• **DATA PROVIDED**
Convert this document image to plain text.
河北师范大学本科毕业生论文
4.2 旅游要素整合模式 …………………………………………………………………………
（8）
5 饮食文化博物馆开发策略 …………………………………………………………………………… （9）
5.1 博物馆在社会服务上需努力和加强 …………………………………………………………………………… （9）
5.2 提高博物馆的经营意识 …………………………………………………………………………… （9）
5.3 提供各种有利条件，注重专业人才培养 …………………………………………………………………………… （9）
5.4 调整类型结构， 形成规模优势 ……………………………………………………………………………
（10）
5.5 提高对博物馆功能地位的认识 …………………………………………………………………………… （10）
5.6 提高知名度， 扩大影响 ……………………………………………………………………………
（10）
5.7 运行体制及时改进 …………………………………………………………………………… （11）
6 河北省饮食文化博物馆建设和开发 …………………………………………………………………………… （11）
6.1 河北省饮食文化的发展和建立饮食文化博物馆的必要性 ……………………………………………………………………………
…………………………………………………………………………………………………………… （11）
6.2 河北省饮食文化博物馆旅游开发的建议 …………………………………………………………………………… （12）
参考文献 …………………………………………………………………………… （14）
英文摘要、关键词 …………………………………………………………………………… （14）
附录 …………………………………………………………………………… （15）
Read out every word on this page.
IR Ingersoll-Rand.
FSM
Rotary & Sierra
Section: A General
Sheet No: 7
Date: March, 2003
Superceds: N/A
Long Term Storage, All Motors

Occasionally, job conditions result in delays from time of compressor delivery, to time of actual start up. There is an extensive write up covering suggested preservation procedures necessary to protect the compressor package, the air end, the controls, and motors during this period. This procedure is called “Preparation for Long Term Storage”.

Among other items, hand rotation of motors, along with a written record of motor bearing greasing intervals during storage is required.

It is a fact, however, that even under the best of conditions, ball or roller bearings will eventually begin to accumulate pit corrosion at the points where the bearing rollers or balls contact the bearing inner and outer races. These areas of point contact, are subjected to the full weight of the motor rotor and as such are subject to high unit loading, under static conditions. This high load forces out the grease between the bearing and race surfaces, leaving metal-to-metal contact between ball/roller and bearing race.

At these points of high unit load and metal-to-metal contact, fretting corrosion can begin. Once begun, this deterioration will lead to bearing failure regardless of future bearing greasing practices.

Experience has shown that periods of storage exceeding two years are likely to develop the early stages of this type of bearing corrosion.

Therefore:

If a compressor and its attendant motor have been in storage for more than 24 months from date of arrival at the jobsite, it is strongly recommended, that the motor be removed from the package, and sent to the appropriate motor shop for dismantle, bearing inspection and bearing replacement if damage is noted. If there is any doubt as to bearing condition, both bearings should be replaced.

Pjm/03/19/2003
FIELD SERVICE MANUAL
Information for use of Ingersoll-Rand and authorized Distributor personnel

• **REQUIREMENTS**
Return the entries above exactly, each one complete.

• **FINAL RESULT**
Convert this document image to plain text.
河北师范大学本科毕业生论文
4.2 旅游要素整合模式 …………………………………………………………………………
（8）
5 饮食文化博物馆开发策略 …………………………………………………………………………… （9）
5.1 博物馆在社会服务上需努力和加强 …………………………………………………………………………… （9）
5.2 提高博物馆的经营意识 …………………………………………………………………………… （9）
5.3 提供各种有利条件，注重专业人才培养 …………………………………………………………………………… （9）
5.4 调整类型结构， 形成规模优势 ……………………………………………………………………………
（10）
5.5 提高对博物馆功能地位的认识 …………………………………………………………………………… （10）
5.6 提高知名度， 扩大影响 ……………………………………………………………………………
（10）
5.7 运行体制及时改进 …………………………………………………………………………… （11）
6 河北省饮食文化博物馆建设和开发 …………………………………………………………………………… （11）
6.1 河北省饮食文化的发展和建立饮食文化博物馆的必要性 ……………………………………………………………………………
…………………………………………………………………………………………………………… （11）
6.2 河北省饮食文化博物馆旅游开发的建议 …………………………………………………………………………… （12）
参考文献 …………………………………………………………………………… （14）
英文摘要、关键词 …………………………………………………………………………… （14）
附录 …………………………………………………………………………… （15）
Read out every word on this page.
IR Ingersoll-Rand.
FSM
Rotary & Sierra
Section: A General
Sheet No: 7
Date: March, 2003
Superceds: N/A
Long Term Storage, All Motors

Occasionally, job conditions result in delays from time of compressor delivery, to time of actual start up. There is an extensive write up covering suggested preservation procedures necessary to protect the compressor package, the air end, the controls, and motors during this period. This procedure is called “Preparation for Long Term Storage”.

Among other items, hand rotation of motors, along with a written record of motor bearing greasing intervals during storage is required.

It is a fact, however, that even under the best of conditions, ball or roller bearings will eventually begin to accumulate pit corrosion at the points where the bearing rollers or balls contact the bearing inner and outer races. These areas of point contact, are subjected to the full weight of the motor rotor and as such are subject to high unit loading, under static conditions. This high load forces out the grease between the bearing and race surfaces, leaving metal-to-metal contact between ball/roller and bearing race.

At these points of high unit load and metal-to-metal contact, fretting corrosion can begin. Once begun, this deterioration will lead to bearing failure regardless of future bearing greasing practices.

Experience has shown that periods of storage exceeding two years are likely to develop the early stages of this type of bearing corrosion.

Therefore:

If a compressor and its attendant motor have been in storage for more than 24 months from date of arrival at the jobsite, it is strongly recommended, that the motor be removed from the package, and sent to the appropriate motor shop for dismantle, bearing inspection and bearing replacement if damage is noted. If there is any doubt as to bearing condition, both bearings should be replaced.

Pjm/03/19/2003
FIELD SERVICE MANUAL
Information for use of Ingersoll-Rand and authorized Distributor personnel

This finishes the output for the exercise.